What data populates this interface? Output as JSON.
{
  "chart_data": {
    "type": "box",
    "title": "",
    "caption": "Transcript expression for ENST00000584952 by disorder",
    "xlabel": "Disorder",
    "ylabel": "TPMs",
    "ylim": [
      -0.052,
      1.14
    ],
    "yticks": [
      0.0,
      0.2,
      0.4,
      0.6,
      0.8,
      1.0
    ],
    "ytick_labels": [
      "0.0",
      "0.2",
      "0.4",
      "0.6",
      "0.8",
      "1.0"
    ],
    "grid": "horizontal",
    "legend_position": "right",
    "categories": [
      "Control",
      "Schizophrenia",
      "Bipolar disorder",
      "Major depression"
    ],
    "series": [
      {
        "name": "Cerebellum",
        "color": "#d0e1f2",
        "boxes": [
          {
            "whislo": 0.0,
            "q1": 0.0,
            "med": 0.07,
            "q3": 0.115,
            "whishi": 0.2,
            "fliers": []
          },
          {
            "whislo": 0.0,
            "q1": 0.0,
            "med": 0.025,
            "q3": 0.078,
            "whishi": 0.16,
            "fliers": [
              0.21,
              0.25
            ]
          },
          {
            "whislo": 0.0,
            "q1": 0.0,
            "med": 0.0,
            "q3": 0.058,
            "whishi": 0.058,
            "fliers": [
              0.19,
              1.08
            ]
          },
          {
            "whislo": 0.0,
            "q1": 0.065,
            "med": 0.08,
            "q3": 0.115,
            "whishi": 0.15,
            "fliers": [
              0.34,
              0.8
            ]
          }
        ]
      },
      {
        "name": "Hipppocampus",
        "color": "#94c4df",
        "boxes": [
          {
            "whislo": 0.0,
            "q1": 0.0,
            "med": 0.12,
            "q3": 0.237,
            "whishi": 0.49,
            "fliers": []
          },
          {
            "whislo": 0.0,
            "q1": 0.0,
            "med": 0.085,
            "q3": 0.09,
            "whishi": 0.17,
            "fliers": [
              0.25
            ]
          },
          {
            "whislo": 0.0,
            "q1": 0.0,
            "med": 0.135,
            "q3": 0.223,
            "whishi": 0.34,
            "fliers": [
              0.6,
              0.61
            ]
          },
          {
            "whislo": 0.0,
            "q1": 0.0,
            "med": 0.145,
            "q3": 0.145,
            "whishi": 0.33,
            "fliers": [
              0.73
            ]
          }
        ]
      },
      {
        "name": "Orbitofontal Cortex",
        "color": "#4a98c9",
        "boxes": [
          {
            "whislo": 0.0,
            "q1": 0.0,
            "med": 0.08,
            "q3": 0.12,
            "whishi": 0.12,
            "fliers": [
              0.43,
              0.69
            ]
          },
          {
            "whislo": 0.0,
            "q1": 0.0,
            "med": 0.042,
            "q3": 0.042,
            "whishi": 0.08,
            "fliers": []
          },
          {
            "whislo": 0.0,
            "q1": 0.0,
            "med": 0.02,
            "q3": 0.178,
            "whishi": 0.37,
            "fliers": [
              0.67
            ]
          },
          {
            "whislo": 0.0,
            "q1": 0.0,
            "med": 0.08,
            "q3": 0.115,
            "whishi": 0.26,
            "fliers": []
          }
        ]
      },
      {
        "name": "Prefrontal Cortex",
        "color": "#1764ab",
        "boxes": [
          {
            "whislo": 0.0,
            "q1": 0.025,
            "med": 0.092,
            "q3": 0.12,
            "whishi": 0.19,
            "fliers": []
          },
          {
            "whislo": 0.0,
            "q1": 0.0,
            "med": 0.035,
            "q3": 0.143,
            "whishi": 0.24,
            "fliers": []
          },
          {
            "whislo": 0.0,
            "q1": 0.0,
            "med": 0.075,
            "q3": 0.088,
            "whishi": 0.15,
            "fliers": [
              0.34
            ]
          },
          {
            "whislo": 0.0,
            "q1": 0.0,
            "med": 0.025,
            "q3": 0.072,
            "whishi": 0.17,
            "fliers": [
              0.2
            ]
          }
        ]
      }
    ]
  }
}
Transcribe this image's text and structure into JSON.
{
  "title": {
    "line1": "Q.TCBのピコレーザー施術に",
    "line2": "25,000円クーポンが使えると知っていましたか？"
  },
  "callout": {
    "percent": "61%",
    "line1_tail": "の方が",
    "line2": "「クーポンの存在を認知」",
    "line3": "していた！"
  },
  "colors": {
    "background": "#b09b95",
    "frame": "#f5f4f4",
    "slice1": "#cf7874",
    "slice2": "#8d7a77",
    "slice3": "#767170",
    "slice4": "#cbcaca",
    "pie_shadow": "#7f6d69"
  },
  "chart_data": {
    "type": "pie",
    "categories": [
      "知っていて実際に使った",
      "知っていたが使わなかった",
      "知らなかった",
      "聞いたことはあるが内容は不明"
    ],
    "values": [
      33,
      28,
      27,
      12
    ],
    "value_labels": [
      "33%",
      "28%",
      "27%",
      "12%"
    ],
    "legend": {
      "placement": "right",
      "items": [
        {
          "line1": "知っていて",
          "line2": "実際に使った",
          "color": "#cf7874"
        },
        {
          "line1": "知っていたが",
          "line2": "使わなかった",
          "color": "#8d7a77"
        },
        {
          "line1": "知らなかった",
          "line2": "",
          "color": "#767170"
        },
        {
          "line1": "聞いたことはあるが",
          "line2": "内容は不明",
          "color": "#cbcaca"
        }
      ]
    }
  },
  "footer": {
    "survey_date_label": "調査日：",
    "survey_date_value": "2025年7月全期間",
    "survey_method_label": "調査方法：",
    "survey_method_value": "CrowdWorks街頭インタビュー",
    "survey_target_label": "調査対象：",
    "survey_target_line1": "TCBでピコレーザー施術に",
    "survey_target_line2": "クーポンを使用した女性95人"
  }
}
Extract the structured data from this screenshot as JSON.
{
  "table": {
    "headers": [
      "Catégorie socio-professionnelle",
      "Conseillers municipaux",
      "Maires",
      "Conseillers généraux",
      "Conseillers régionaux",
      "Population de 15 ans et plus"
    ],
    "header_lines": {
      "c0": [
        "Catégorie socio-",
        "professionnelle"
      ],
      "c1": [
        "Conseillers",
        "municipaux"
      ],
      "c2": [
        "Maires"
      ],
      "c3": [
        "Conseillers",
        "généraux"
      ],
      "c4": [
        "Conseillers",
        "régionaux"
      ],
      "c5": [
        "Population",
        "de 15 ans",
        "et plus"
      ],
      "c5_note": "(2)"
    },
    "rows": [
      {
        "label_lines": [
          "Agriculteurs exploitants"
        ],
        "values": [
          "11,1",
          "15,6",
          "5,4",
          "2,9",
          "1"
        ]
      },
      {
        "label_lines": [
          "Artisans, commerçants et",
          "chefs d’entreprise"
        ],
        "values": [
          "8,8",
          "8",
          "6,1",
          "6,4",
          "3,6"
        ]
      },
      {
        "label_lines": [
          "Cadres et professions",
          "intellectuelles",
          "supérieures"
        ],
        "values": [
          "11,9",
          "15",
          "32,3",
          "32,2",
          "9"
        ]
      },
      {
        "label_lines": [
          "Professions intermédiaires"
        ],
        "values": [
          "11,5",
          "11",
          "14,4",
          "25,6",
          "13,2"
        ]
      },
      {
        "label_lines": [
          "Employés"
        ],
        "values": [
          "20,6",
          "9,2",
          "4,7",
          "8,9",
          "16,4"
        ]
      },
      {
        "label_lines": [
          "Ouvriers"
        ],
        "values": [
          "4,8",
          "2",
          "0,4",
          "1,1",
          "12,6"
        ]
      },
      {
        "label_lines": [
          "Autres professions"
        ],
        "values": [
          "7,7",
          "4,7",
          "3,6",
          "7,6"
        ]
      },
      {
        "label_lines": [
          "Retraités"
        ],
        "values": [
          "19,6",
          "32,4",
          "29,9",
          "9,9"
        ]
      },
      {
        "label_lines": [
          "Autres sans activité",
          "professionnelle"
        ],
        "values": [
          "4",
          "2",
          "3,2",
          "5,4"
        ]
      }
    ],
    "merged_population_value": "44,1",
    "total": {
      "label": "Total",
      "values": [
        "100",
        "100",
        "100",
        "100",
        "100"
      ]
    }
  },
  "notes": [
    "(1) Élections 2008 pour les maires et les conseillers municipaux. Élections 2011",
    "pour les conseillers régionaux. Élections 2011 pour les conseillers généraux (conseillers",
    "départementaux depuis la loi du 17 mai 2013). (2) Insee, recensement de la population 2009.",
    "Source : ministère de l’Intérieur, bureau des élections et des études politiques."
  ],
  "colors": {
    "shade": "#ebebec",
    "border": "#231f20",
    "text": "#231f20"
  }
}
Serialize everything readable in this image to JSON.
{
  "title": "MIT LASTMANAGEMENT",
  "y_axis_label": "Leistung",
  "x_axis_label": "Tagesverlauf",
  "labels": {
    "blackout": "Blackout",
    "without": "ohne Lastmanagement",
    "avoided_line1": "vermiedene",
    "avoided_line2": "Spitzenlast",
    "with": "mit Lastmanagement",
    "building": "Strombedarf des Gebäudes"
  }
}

REQUIRED WORK: Quote exactly what appears from the line containing "Serialize everything readable" through the final line of the listing above, including both of those lines.

EXERCISE RESULT:
Serialize everything readable in this image to JSON.
{
  "title": "MIT LASTMANAGEMENT",
  "y_axis_label": "Leistung",
  "x_axis_label": "Tagesverlauf",
  "labels": {
    "blackout": "Blackout",
    "without": "ohne Lastmanagement",
    "avoided_line1": "vermiedene",
    "avoided_line2": "Spitzenlast",
    "with": "mit Lastmanagement",
    "building": "Strombedarf des Gebäudes"
  }
}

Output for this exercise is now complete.